# The exercise:
Exclude the pictures, then copy all remaining records exactly.

# Records shown:
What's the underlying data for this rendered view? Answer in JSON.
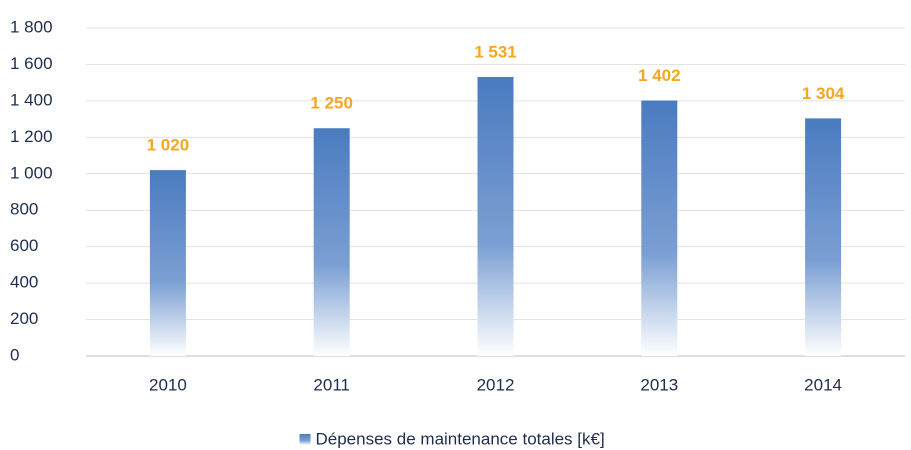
{
  "chart_data": {
    "type": "bar",
    "categories": [
      "2010",
      "2011",
      "2012",
      "2013",
      "2014"
    ],
    "series": [
      {
        "name": "Dépenses de maintenance totales [k€]",
        "color": "#4a7bc0",
        "values": [
          1020,
          1250,
          1531,
          1402,
          1304
        ],
        "value_labels": [
          "1 020",
          "1 250",
          "1 531",
          "1 402",
          "1 304"
        ]
      }
    ],
    "ylim": [
      0,
      1800
    ],
    "yticks": [
      0,
      200,
      400,
      600,
      800,
      {
        "value": 1000,
        "label": "1 000"
      },
      {
        "value": 1200,
        "label": "1 200"
      },
      {
        "value": 1400,
        "label": "1 400"
      },
      {
        "value": 1600,
        "label": "1 600"
      },
      {
        "value": 1800,
        "label": "1 800"
      }
    ],
    "grid": true,
    "legend": "bottom",
    "value_label_color": "#f5a623"
  }
}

# Solution to the problem:
What's the underlying data for this rendered view? Answer in JSON.
{
  "chart_data": {
    "type": "bar",
    "categories": [
      "2010",
      "2011",
      "2012",
      "2013",
      "2014"
    ],
    "series": [
      {
        "name": "Dépenses de maintenance totales [k€]",
        "color": "#4a7bc0",
        "values": [
          1020,
          1250,
          1531,
          1402,
          1304
        ],
        "value_labels": [
          "1 020",
          "1 250",
          "1 531",
          "1 402",
          "1 304"
        ]
      }
    ],
    "ylim": [
      0,
      1800
    ],
    "yticks": [
      0,
      200,
      400,
      600,
      800,
      {
        "value": 1000,
        "label": "1 000"
      },
      {
        "value": 1200,
        "label": "1 200"
      },
      {
        "value": 1400,
        "label": "1 400"
      },
      {
        "value": 1600,
        "label": "1 600"
      },
      {
        "value": 1800,
        "label": "1 800"
      }
    ],
    "grid": true,
    "legend": "bottom",
    "value_label_color": "#f5a623"
  }
}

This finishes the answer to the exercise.